===== SOURCE MATERIAL =====

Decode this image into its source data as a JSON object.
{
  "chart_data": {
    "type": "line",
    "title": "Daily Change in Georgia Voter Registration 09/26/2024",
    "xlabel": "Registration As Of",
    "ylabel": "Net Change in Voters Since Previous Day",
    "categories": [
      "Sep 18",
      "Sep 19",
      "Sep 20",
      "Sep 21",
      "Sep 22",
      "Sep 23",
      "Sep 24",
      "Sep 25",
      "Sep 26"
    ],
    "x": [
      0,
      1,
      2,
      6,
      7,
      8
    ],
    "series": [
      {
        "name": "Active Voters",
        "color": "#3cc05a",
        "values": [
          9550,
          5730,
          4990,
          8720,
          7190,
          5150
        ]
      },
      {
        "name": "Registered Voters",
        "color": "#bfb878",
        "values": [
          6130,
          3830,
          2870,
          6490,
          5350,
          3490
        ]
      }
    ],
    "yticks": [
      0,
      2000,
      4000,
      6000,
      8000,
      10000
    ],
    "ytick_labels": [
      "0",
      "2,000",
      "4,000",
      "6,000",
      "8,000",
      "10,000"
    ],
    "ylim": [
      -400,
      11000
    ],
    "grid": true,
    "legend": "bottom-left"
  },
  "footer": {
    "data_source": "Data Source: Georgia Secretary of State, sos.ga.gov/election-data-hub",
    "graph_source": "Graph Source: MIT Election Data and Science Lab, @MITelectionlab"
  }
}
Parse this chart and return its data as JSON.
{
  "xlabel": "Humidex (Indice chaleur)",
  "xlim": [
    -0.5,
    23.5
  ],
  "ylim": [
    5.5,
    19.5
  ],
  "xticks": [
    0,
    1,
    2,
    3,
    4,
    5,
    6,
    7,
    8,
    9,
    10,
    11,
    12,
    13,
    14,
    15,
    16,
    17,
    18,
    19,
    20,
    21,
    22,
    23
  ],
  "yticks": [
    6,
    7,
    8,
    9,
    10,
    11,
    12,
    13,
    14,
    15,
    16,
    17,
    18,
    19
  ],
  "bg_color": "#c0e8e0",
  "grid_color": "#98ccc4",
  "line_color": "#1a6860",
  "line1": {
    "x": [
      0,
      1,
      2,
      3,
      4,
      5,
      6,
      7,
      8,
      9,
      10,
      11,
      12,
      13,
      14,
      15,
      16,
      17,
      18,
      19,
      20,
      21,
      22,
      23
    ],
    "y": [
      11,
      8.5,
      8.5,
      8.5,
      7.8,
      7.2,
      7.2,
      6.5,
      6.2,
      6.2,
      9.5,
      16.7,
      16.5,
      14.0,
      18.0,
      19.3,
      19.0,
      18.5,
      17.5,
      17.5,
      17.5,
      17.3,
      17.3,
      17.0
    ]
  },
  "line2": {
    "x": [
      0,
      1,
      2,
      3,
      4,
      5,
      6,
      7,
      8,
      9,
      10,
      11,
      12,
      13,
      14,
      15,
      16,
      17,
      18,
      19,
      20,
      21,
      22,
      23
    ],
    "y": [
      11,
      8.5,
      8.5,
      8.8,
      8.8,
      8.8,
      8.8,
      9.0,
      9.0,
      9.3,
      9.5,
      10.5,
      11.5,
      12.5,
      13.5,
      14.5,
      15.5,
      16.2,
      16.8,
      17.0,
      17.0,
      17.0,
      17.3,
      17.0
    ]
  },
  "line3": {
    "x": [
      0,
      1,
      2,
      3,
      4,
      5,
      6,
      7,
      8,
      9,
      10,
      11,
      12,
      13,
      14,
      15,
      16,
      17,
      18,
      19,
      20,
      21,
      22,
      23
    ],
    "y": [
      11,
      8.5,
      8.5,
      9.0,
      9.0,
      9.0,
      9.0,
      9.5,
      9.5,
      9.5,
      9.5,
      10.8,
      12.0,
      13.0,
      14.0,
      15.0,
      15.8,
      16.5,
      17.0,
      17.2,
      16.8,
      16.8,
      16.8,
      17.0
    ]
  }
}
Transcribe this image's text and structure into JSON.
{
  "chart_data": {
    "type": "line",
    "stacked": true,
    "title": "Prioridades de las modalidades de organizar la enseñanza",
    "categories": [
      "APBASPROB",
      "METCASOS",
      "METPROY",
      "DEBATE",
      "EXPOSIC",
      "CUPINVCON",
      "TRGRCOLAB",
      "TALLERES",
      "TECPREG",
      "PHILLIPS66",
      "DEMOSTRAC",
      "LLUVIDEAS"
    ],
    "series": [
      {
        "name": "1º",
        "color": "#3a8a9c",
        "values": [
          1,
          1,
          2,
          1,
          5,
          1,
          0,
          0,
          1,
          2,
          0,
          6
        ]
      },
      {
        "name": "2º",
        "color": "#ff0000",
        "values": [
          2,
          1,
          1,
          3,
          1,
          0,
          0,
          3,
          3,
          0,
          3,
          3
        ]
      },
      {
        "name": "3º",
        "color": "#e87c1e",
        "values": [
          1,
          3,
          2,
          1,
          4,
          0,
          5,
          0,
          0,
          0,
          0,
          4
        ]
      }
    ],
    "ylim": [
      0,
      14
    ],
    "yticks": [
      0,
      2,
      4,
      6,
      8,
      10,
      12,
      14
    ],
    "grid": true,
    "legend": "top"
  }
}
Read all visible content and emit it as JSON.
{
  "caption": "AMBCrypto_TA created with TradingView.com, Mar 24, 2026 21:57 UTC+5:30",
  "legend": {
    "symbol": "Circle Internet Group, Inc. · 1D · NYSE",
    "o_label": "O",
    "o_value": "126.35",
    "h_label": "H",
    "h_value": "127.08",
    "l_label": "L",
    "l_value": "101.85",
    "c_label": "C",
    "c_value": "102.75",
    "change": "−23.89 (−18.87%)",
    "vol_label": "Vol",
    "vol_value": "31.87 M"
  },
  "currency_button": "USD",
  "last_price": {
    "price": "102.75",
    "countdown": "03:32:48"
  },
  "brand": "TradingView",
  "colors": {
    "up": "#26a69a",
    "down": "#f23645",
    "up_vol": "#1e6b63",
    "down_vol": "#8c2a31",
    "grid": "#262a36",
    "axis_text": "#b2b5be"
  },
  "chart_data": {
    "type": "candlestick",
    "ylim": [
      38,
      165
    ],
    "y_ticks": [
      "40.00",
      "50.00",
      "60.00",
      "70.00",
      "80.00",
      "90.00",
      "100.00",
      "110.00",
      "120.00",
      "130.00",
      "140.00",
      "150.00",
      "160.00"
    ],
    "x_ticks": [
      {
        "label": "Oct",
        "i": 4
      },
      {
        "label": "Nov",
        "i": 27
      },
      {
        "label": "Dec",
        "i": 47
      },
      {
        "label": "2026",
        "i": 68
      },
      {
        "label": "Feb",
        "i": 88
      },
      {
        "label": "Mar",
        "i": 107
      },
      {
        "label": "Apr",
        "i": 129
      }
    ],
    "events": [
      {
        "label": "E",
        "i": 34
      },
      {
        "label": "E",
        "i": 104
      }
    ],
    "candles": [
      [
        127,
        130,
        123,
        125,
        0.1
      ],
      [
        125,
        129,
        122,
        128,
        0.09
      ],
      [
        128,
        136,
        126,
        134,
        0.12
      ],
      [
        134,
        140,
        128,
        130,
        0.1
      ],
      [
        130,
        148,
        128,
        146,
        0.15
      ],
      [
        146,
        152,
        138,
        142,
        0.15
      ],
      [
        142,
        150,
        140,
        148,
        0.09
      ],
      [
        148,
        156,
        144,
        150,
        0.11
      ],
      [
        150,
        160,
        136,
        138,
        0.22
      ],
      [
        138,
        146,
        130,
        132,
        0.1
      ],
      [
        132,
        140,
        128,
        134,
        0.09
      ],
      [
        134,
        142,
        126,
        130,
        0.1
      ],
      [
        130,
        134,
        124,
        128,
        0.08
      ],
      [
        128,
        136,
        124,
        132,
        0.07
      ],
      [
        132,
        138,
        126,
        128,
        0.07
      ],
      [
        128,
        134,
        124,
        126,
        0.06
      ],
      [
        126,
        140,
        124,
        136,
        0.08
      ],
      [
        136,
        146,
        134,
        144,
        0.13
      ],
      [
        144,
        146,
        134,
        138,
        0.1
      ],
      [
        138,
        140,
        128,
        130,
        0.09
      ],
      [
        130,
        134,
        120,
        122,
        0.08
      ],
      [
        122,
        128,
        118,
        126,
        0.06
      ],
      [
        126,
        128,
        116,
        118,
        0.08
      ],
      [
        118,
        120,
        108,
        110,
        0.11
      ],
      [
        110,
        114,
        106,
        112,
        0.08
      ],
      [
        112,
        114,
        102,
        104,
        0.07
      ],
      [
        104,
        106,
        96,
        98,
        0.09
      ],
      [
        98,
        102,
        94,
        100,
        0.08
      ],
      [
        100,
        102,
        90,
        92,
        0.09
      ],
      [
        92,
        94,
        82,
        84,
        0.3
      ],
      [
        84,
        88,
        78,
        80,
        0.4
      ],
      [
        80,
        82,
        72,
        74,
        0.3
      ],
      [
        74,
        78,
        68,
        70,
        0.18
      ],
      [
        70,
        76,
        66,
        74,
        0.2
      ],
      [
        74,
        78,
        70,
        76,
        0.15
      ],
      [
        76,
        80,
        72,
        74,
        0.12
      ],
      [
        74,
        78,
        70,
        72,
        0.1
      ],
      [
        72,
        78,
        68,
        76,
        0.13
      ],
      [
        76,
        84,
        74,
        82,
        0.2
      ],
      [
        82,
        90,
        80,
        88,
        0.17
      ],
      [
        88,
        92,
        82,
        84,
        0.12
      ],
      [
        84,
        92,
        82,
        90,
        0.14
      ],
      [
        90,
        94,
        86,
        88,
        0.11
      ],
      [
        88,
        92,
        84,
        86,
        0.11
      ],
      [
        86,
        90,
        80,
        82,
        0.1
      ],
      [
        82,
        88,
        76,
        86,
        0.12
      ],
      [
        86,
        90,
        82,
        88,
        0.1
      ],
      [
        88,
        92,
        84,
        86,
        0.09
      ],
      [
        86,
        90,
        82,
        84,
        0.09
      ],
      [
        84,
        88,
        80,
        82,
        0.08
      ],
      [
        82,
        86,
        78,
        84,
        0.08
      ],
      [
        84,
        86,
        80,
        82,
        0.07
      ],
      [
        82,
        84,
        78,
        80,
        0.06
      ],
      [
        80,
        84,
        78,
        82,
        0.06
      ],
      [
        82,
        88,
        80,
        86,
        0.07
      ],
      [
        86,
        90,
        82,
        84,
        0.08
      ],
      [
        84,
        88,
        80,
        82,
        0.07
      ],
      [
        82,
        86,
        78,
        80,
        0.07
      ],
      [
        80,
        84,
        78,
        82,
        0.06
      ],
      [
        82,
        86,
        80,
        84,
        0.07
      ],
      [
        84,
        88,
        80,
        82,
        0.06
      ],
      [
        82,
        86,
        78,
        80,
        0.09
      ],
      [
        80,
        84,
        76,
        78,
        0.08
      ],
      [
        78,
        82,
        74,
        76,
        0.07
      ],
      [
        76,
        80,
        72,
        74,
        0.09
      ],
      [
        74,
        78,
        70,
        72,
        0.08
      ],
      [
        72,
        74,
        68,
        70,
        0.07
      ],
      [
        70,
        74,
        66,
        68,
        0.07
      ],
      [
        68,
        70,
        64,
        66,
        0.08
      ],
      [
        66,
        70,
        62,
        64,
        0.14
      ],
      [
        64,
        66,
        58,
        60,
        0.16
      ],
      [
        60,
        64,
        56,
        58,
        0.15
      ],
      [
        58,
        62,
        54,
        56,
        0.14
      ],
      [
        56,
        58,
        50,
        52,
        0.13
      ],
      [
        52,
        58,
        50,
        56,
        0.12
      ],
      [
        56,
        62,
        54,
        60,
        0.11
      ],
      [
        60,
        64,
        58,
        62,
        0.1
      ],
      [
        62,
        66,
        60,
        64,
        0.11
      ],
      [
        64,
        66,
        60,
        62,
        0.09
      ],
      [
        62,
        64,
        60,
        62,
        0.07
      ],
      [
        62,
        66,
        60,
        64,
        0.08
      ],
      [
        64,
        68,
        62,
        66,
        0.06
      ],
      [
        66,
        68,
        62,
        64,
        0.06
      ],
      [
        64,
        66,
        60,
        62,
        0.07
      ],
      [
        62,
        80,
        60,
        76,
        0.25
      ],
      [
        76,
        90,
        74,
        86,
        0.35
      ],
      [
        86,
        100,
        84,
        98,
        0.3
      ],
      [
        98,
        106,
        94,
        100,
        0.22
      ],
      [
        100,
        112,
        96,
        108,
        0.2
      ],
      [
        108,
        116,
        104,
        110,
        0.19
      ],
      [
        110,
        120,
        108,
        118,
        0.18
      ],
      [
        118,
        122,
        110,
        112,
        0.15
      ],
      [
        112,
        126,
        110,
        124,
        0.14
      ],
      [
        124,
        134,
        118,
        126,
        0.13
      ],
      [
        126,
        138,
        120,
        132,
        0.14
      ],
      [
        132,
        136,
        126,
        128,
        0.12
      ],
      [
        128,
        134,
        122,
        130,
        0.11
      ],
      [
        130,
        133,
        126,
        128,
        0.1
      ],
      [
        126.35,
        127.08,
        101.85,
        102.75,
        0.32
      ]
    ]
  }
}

=====

(WORK REQUIRED):
From the listing, copy each line containing the word "image".

(OUTPUT):
Decode this image into its source data as a JSON object.
Transcribe this image's text and structure into JSON.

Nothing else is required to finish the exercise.